Begin
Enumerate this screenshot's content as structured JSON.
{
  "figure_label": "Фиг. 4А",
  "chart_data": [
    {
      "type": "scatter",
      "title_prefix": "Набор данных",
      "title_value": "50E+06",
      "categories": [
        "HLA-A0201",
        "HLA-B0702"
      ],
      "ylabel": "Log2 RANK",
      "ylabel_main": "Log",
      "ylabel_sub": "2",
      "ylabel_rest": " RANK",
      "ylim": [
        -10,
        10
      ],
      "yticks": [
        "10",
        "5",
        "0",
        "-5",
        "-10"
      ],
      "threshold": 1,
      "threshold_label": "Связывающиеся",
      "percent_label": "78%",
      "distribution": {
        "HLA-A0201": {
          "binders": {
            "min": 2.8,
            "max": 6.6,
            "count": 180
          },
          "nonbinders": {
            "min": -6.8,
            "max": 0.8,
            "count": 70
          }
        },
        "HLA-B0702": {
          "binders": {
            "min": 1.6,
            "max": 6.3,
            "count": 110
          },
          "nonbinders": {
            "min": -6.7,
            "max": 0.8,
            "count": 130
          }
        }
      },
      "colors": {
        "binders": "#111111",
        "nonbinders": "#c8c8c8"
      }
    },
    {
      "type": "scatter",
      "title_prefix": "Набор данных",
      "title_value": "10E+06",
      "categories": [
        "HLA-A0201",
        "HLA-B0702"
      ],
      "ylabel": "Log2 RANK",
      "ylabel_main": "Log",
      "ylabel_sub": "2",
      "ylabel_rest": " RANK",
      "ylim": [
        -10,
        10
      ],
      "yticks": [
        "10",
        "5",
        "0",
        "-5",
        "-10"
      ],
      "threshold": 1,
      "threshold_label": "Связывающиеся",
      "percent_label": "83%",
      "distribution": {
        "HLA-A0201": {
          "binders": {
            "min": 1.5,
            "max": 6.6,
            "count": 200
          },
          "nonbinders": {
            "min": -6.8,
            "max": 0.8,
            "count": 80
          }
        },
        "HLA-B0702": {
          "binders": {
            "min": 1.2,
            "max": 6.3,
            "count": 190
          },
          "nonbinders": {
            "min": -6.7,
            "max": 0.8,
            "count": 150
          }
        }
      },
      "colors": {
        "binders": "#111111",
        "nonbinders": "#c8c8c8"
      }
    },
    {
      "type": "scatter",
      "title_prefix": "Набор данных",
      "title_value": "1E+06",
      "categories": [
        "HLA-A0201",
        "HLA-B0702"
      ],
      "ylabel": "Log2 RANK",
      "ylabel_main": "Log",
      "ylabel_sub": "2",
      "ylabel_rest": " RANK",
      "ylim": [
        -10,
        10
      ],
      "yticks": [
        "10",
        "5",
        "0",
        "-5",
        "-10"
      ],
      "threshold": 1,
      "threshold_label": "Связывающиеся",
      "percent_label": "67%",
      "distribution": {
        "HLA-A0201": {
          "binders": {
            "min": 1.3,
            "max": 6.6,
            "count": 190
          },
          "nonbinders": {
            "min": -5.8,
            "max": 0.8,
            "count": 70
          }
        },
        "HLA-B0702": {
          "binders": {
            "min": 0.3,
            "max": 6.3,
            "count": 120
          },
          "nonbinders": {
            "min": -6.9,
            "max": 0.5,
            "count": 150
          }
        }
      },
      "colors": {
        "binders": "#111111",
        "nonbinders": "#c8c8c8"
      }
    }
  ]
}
End
### Given request
Retype all of the material above with every character intact.

### Response to the task
Enumerate this screenshot's content as structured JSON.
{
  "figure_label": "Фиг. 4А",
  "chart_data": [
    {
      "type": "scatter",
      "title_prefix": "Набор данных",
      "title_value": "50E+06",
      "categories": [
        "HLA-A0201",
        "HLA-B0702"
      ],
      "ylabel": "Log2 RANK",
      "ylabel_main": "Log",
      "ylabel_sub": "2",
      "ylabel_rest": " RANK",
      "ylim": [
        -10,
        10
      ],
      "yticks": [
        "10",
        "5",
        "0",
        "-5",
        "-10"
      ],
      "threshold": 1,
      "threshold_label": "Связывающиеся",
      "percent_label": "78%",
      "distribution": {
        "HLA-A0201": {
          "binders": {
            "min": 2.8,
            "max": 6.6,
            "count": 180
          },
          "nonbinders": {
            "min": -6.8,
            "max": 0.8,
            "count": 70
          }
        },
        "HLA-B0702": {
          "binders": {
            "min": 1.6,
            "max": 6.3,
            "count": 110
          },
          "nonbinders": {
            "min": -6.7,
            "max": 0.8,
            "count": 130
          }
        }
      },
      "colors": {
        "binders": "#111111",
        "nonbinders": "#c8c8c8"
      }
    },
    {
      "type": "scatter",
      "title_prefix": "Набор данных",
      "title_value": "10E+06",
      "categories": [
        "HLA-A0201",
        "HLA-B0702"
      ],
      "ylabel": "Log2 RANK",
      "ylabel_main": "Log",
      "ylabel_sub": "2",
      "ylabel_rest": " RANK",
      "ylim": [
        -10,
        10
      ],
      "yticks": [
        "10",
        "5",
        "0",
        "-5",
        "-10"
      ],
      "threshold": 1,
      "threshold_label": "Связывающиеся",
      "percent_label": "83%",
      "distribution": {
        "HLA-A0201": {
          "binders": {
            "min": 1.5,
            "max": 6.6,
            "count": 200
          },
          "nonbinders": {
            "min": -6.8,
            "max": 0.8,
            "count": 80
          }
        },
        "HLA-B0702": {
          "binders": {
            "min": 1.2,
            "max": 6.3,
            "count": 190
          },
          "nonbinders": {
            "min": -6.7,
            "max": 0.8,
            "count": 150
          }
        }
      },
      "colors": {
        "binders": "#111111",
        "nonbinders": "#c8c8c8"
      }
    },
    {
      "type": "scatter",
      "title_prefix": "Набор данных",
      "title_value": "1E+06",
      "categories": [
        "HLA-A0201",
        "HLA-B0702"
      ],
      "ylabel": "Log2 RANK",
      "ylabel_main": "Log",
      "ylabel_sub": "2",
      "ylabel_rest": " RANK",
      "ylim": [
        -10,
        10
      ],
      "yticks": [
        "10",
        "5",
        "0",
        "-5",
        "-10"
      ],
      "threshold": 1,
      "threshold_label": "Связывающиеся",
      "percent_label": "67%",
      "distribution": {
        "HLA-A0201": {
          "binders": {
            "min": 1.3,
            "max": 6.6,
            "count": 190
          },
          "nonbinders": {
            "min": -5.8,
            "max": 0.8,
            "count": 70
          }
        },
        "HLA-B0702": {
          "binders": {
            "min": 0.3,
            "max": 6.3,
            "count": 120
          },
          "nonbinders": {
            "min": -6.9,
            "max": 0.5,
            "count": 150
          }
        }
      },
      "colors": {
        "binders": "#111111",
        "nonbinders": "#c8c8c8"
      }
    }
  ]
}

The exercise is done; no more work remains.